PROBLEM -
Skip the pictures. Repeat everything else in the records word for word.

Data extracted from a collection

* * *

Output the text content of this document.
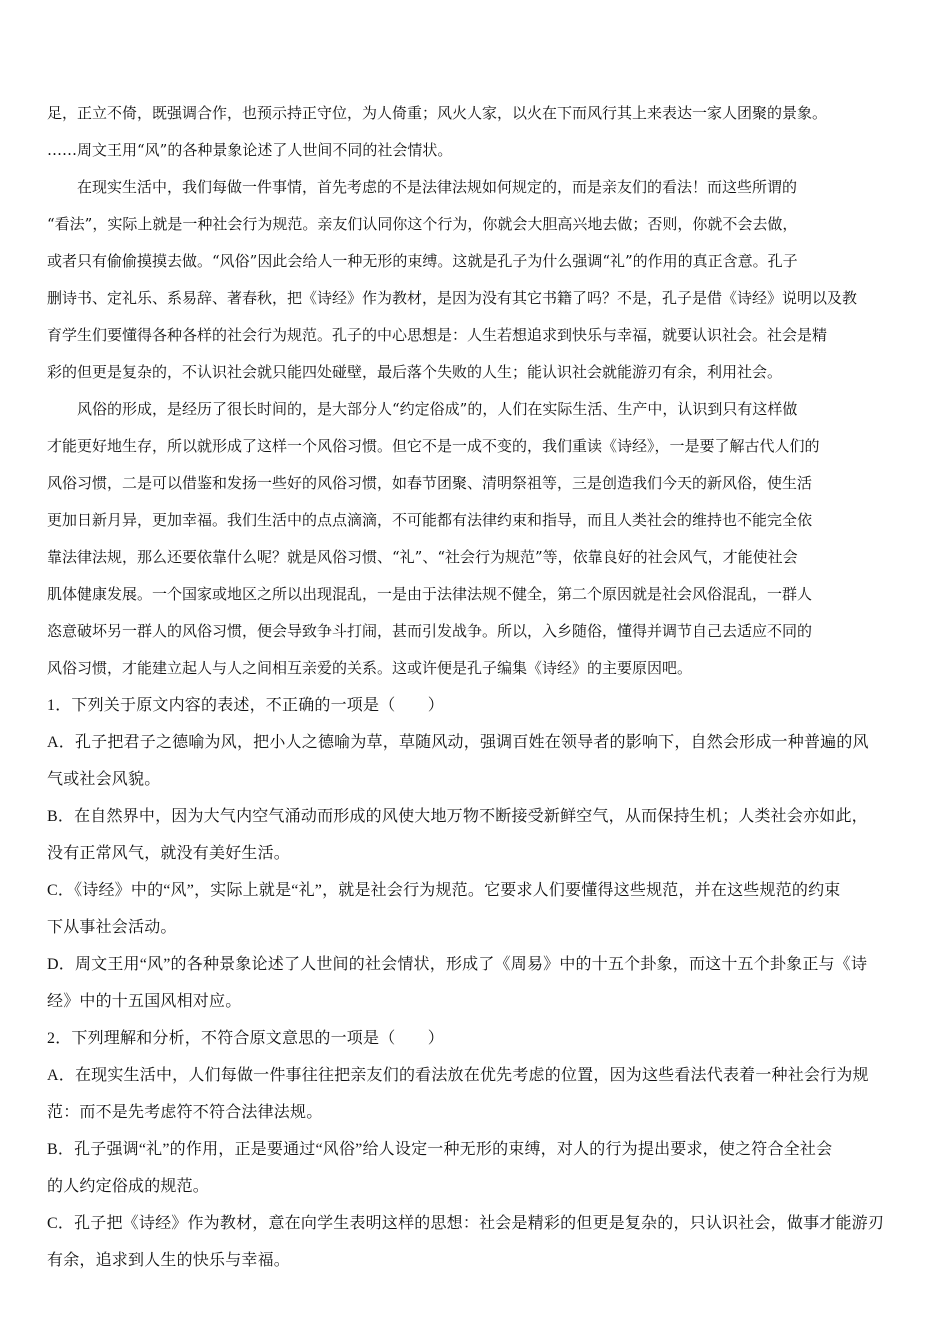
足，正立不倚，既强调合作，也预示持正守位，为人倚重；风火人家，以火在下而风行其上来表达一家人团聚的景象。
……周文王用“风”的各种景象论述了人世间不同的社会情状。
在现实生活中，我们每做一件事情，首先考虑的不是法律法规如何规定的，而是亲友们的看法！而这些所谓的
“看法”，实际上就是一种社会行为规范。亲友们认同你这个行为，你就会大胆高兴地去做；否则，你就不会去做，
或者只有偷偷摸摸去做。“风俗”因此会给人一种无形的束缚。这就是孔子为什么强调“礼”的作用的真正含意。孔子
删诗书、定礼乐、系易辞、著春秋，把《诗经》作为教材，是因为没有其它书籍了吗？不是，孔子是借《诗经》说明以及教
育学生们要懂得各种各样的社会行为规范。孔子的中心思想是：人生若想追求到快乐与幸福，就要认识社会。社会是精
彩的但更是复杂的，不认识社会就只能四处碰壁，最后落个失败的人生；能认识社会就能游刃有余，利用社会。
风俗的形成，是经历了很长时间的，是大部分人“约定俗成”的，人们在实际生活、生产中，认识到只有这样做
才能更好地生存，所以就形成了这样一个风俗习惯。但它不是一成不变的，我们重读《诗经》，一是要了解古代人们的
风俗习惯，二是可以借鉴和发扬一些好的风俗习惯，如春节团聚、清明祭祖等，三是创造我们今天的新风俗，使生活
更加日新月异，更加幸福。我们生活中的点点滴滴，不可能都有法律约束和指导，而且人类社会的维持也不能完全依
靠法律法规，那么还要依靠什么呢？就是风俗习惯、“礼”、“社会行为规范”等，依靠良好的社会风气，才能使社会
肌体健康发展。一个国家或地区之所以出现混乱，一是由于法律法规不健全，第二个原因就是社会风俗混乱，一群人
恣意破坏另一群人的风俗习惯，便会导致争斗打闹，甚而引发战争。所以，入乡随俗，懂得并调节自己去适应不同的
风俗习惯，才能建立起人与人之间相互亲爱的关系。这或许便是孔子编集《诗经》的主要原因吧。
1．下列关于原文内容的表述，不正确的一项是（　　）
A．孔子把君子之德喻为风，把小人之德喻为草，草随风动，强调百姓在领导者的影响下，自然会形成一种普遍的风
气或社会风貌。
B．在自然界中，因为大气内空气涌动而形成的风使大地万物不断接受新鲜空气，从而保持生机；人类社会亦如此，
没有正常风气，就没有美好生活。
C．《诗经》中的“风”，实际上就是“礼”，就是社会行为规范。它要求人们要懂得这些规范，并在这些规范的约束
下从事社会活动。
D．周文王用“风”的各种景象论述了人世间的社会情状，形成了《周易》中的十五个卦象，而这十五个卦象正与《诗
经》中的十五国风相对应。
2．下列理解和分析，不符合原文意思的一项是（　　）
A．在现实生活中，人们每做一件事往往把亲友们的看法放在优先考虑的位置，因为这些看法代表着一种社会行为规
范：而不是先考虑符不符合法律法规。
B．孔子强调“礼”的作用，正是要通过“风俗”给人设定一种无形的束缚，对人的行为提出要求，使之符合全社会
的人约定俗成的规范。
C．孔子把《诗经》作为教材，意在向学生表明这样的思想：社会是精彩的但更是复杂的，只认识社会，做事才能游刃
有余，追求到人生的快乐与幸福。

* * *

RESPONSE BELOW -
Output the text content of this document.
足，正立不倚，既强调合作，也预示持正守位，为人倚重；风火人家，以火在下而风行其上来表达一家人团聚的景象。
……周文王用“风”的各种景象论述了人世间不同的社会情状。
在现实生活中，我们每做一件事情，首先考虑的不是法律法规如何规定的，而是亲友们的看法！而这些所谓的
“看法”，实际上就是一种社会行为规范。亲友们认同你这个行为，你就会大胆高兴地去做；否则，你就不会去做，
或者只有偷偷摸摸去做。“风俗”因此会给人一种无形的束缚。这就是孔子为什么强调“礼”的作用的真正含意。孔子
删诗书、定礼乐、系易辞、著春秋，把《诗经》作为教材，是因为没有其它书籍了吗？不是，孔子是借《诗经》说明以及教
育学生们要懂得各种各样的社会行为规范。孔子的中心思想是：人生若想追求到快乐与幸福，就要认识社会。社会是精
彩的但更是复杂的，不认识社会就只能四处碰壁，最后落个失败的人生；能认识社会就能游刃有余，利用社会。
风俗的形成，是经历了很长时间的，是大部分人“约定俗成”的，人们在实际生活、生产中，认识到只有这样做
才能更好地生存，所以就形成了这样一个风俗习惯。但它不是一成不变的，我们重读《诗经》，一是要了解古代人们的
风俗习惯，二是可以借鉴和发扬一些好的风俗习惯，如春节团聚、清明祭祖等，三是创造我们今天的新风俗，使生活
更加日新月异，更加幸福。我们生活中的点点滴滴，不可能都有法律约束和指导，而且人类社会的维持也不能完全依
靠法律法规，那么还要依靠什么呢？就是风俗习惯、“礼”、“社会行为规范”等，依靠良好的社会风气，才能使社会
肌体健康发展。一个国家或地区之所以出现混乱，一是由于法律法规不健全，第二个原因就是社会风俗混乱，一群人
恣意破坏另一群人的风俗习惯，便会导致争斗打闹，甚而引发战争。所以，入乡随俗，懂得并调节自己去适应不同的
风俗习惯，才能建立起人与人之间相互亲爱的关系。这或许便是孔子编集《诗经》的主要原因吧。
1．下列关于原文内容的表述，不正确的一项是（　　）
A．孔子把君子之德喻为风，把小人之德喻为草，草随风动，强调百姓在领导者的影响下，自然会形成一种普遍的风
气或社会风貌。
B．在自然界中，因为大气内空气涌动而形成的风使大地万物不断接受新鲜空气，从而保持生机；人类社会亦如此，
没有正常风气，就没有美好生活。
C．《诗经》中的“风”，实际上就是“礼”，就是社会行为规范。它要求人们要懂得这些规范，并在这些规范的约束
下从事社会活动。
D．周文王用“风”的各种景象论述了人世间的社会情状，形成了《周易》中的十五个卦象，而这十五个卦象正与《诗
经》中的十五国风相对应。
2．下列理解和分析，不符合原文意思的一项是（　　）
A．在现实生活中，人们每做一件事往往把亲友们的看法放在优先考虑的位置，因为这些看法代表着一种社会行为规
范：而不是先考虑符不符合法律法规。
B．孔子强调“礼”的作用，正是要通过“风俗”给人设定一种无形的束缚，对人的行为提出要求，使之符合全社会
的人约定俗成的规范。
C．孔子把《诗经》作为教材，意在向学生表明这样的思想：社会是精彩的但更是复杂的，只认识社会，做事才能游刃
有余，追求到人生的快乐与幸福。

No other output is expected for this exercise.